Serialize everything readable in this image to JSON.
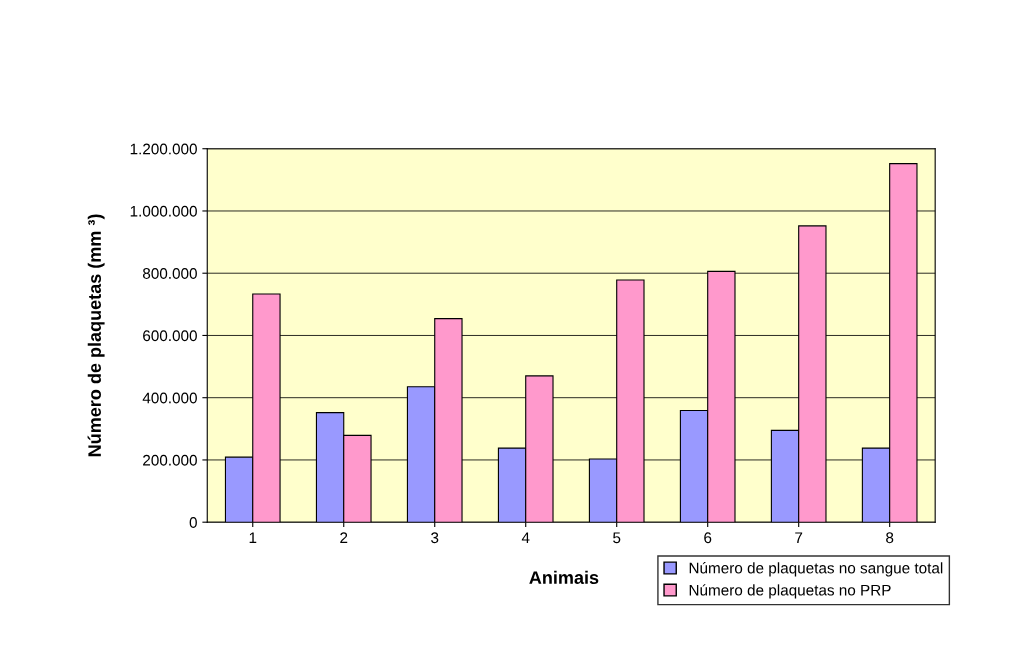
{
  "chart_data": {
    "type": "bar",
    "xlabel": "Animais",
    "ylabel": "Número de plaquetas (mm ³)",
    "categories": [
      "1",
      "2",
      "3",
      "4",
      "5",
      "6",
      "7",
      "8"
    ],
    "series": [
      {
        "name": "Número de plaquetas no sangue total",
        "color": "#9999ff",
        "values": [
          209000,
          352000,
          435000,
          238000,
          203000,
          359000,
          295000,
          238000
        ]
      },
      {
        "name": "Número de plaquetas no PRP",
        "color": "#ff99cc",
        "values": [
          733000,
          279000,
          654000,
          470000,
          778000,
          806000,
          952000,
          1152000
        ]
      }
    ],
    "ylim": [
      0,
      1200000
    ],
    "yticks": [
      {
        "value": 0,
        "label": "0"
      },
      {
        "value": 200000,
        "label": "200.000"
      },
      {
        "value": 400000,
        "label": "400.000"
      },
      {
        "value": 600000,
        "label": "600.000"
      },
      {
        "value": 800000,
        "label": "800.000"
      },
      {
        "value": 1000000,
        "label": "1.000.000"
      },
      {
        "value": 1200000,
        "label": "1.200.000"
      }
    ],
    "grid": "y",
    "legend": "bottom right"
  }
}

→ **Work required**:
Give the entries again word for word, but skip the pictures.

→ **Final result**:
Serialize everything readable in this image to JSON.
{
  "chart_data": {
    "type": "bar",
    "xlabel": "Animais",
    "ylabel": "Número de plaquetas (mm ³)",
    "categories": [
      "1",
      "2",
      "3",
      "4",
      "5",
      "6",
      "7",
      "8"
    ],
    "series": [
      {
        "name": "Número de plaquetas no sangue total",
        "color": "#9999ff",
        "values": [
          209000,
          352000,
          435000,
          238000,
          203000,
          359000,
          295000,
          238000
        ]
      },
      {
        "name": "Número de plaquetas no PRP",
        "color": "#ff99cc",
        "values": [
          733000,
          279000,
          654000,
          470000,
          778000,
          806000,
          952000,
          1152000
        ]
      }
    ],
    "ylim": [
      0,
      1200000
    ],
    "yticks": [
      {
        "value": 0,
        "label": "0"
      },
      {
        "value": 200000,
        "label": "200.000"
      },
      {
        "value": 400000,
        "label": "400.000"
      },
      {
        "value": 600000,
        "label": "600.000"
      },
      {
        "value": 800000,
        "label": "800.000"
      },
      {
        "value": 1000000,
        "label": "1.000.000"
      },
      {
        "value": 1200000,
        "label": "1.200.000"
      }
    ],
    "grid": "y",
    "legend": "bottom right"
  }
}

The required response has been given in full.